** Aim **
Copy out all the lines in the records that include the word "Wohngebäude".

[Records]
§

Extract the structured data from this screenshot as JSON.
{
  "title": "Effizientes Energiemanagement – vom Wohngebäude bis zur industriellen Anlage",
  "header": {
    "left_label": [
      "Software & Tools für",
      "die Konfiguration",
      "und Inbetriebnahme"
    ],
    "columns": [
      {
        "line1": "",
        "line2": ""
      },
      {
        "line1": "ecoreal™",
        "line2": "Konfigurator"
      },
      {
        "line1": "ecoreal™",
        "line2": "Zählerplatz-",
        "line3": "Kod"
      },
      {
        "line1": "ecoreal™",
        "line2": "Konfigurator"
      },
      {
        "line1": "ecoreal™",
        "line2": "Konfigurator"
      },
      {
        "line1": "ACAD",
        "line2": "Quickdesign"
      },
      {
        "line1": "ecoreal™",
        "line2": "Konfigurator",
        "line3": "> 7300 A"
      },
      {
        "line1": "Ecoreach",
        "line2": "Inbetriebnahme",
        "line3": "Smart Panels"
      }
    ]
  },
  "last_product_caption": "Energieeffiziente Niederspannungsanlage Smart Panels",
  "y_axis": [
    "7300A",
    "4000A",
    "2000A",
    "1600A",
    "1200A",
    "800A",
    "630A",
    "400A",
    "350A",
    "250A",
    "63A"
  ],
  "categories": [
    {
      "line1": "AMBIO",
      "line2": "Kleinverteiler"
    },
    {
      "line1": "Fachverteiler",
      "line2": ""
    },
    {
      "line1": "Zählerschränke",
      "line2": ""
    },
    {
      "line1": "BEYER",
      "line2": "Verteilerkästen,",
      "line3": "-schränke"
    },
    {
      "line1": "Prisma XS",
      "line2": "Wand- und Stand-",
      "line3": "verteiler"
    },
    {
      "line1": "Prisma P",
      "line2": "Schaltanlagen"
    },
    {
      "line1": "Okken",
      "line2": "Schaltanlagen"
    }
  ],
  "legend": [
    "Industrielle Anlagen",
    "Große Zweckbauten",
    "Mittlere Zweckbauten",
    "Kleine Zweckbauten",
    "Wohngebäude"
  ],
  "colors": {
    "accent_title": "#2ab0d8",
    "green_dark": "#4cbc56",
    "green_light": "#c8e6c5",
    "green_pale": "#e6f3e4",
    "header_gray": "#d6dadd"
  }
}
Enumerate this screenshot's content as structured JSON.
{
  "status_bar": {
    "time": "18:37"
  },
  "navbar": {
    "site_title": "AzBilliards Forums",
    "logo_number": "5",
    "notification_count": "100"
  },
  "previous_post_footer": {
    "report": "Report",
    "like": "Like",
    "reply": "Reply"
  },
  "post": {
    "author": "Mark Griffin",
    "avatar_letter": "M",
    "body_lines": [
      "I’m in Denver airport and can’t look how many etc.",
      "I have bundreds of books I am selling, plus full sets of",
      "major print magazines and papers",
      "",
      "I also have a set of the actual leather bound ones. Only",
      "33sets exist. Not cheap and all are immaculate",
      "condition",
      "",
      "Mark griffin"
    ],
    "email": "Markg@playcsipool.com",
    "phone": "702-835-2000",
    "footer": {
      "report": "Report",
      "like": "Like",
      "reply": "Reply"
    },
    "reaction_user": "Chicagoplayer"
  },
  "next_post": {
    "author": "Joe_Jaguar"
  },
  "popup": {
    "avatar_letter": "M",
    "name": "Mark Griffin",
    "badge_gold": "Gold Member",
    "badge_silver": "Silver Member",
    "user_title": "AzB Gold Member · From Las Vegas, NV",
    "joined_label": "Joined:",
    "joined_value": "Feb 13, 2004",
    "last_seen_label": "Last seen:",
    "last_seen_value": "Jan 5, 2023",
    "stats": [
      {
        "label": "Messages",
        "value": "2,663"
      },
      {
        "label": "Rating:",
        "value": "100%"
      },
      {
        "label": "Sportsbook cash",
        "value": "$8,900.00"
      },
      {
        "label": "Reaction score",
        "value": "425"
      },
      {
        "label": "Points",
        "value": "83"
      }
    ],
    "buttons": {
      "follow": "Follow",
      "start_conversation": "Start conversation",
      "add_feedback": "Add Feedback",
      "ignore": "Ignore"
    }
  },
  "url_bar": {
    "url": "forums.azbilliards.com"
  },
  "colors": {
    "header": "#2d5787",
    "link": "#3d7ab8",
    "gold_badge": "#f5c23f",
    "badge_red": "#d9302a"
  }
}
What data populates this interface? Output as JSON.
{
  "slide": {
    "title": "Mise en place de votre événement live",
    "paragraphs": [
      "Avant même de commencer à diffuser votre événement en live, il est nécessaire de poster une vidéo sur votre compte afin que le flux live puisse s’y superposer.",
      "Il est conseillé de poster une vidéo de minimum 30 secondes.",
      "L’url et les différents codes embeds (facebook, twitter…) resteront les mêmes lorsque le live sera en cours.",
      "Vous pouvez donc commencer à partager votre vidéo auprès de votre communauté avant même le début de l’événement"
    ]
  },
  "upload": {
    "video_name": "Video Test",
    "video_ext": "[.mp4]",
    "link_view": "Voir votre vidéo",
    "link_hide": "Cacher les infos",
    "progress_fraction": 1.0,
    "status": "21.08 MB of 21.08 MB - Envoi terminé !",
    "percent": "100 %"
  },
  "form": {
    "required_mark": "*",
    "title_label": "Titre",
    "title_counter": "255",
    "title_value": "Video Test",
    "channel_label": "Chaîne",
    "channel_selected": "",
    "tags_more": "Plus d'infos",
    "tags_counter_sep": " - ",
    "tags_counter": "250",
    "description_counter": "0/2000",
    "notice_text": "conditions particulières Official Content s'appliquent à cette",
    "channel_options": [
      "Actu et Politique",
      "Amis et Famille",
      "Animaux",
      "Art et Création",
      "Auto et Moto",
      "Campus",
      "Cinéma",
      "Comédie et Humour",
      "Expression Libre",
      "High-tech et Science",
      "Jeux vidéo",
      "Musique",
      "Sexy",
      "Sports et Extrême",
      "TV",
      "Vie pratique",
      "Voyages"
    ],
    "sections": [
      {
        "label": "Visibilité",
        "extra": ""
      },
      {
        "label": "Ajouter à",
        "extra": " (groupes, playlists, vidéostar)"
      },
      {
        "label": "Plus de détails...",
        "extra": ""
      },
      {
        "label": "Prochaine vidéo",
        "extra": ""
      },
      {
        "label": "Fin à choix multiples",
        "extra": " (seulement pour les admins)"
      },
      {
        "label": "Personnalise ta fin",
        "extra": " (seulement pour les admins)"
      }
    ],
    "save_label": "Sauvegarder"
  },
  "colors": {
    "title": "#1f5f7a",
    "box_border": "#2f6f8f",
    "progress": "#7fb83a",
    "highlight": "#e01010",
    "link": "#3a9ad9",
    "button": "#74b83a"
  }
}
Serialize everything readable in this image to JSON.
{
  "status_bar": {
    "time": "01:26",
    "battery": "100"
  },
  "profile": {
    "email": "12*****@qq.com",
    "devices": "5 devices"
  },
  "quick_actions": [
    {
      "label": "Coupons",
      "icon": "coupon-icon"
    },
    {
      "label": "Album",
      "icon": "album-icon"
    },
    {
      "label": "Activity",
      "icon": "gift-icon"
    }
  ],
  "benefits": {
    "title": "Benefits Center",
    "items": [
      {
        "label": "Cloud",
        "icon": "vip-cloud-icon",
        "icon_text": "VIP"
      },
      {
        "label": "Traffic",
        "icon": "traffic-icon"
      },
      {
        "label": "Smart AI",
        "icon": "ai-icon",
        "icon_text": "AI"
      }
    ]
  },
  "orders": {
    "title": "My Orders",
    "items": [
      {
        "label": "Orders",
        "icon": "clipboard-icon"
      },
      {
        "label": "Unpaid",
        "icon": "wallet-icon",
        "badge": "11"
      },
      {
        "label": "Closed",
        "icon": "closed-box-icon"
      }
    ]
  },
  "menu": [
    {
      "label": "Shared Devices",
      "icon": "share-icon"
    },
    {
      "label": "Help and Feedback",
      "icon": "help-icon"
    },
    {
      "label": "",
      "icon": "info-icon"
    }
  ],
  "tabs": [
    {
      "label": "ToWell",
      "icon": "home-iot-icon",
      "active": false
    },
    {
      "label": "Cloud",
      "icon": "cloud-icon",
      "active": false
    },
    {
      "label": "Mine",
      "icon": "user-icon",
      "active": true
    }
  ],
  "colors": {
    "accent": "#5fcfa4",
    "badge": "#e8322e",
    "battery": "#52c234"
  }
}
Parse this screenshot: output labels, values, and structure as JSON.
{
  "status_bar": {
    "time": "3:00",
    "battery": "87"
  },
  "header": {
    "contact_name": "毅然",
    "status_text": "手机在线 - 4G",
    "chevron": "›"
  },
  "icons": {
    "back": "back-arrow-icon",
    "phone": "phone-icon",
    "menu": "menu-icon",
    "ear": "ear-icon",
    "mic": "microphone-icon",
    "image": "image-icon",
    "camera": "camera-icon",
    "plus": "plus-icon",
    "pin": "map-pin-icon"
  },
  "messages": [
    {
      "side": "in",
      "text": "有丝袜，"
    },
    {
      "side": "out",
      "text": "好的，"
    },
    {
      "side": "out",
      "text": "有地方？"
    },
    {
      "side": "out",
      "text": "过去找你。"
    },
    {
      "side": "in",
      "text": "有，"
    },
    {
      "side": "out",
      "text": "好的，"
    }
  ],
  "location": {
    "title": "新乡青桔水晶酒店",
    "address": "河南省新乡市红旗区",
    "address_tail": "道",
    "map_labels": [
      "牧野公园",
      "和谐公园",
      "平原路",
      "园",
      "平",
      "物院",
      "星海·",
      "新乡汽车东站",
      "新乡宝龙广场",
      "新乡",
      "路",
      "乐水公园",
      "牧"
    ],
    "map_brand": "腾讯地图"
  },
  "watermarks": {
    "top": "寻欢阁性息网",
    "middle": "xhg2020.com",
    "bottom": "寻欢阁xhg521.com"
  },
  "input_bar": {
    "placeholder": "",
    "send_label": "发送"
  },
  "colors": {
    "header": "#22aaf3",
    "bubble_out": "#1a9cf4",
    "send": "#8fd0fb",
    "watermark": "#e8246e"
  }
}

§

** Written answer **
  "title": "Effizientes Energiemanagement – vom Wohngebäude bis zur industriellen Anlage",
    "Wohngebäude"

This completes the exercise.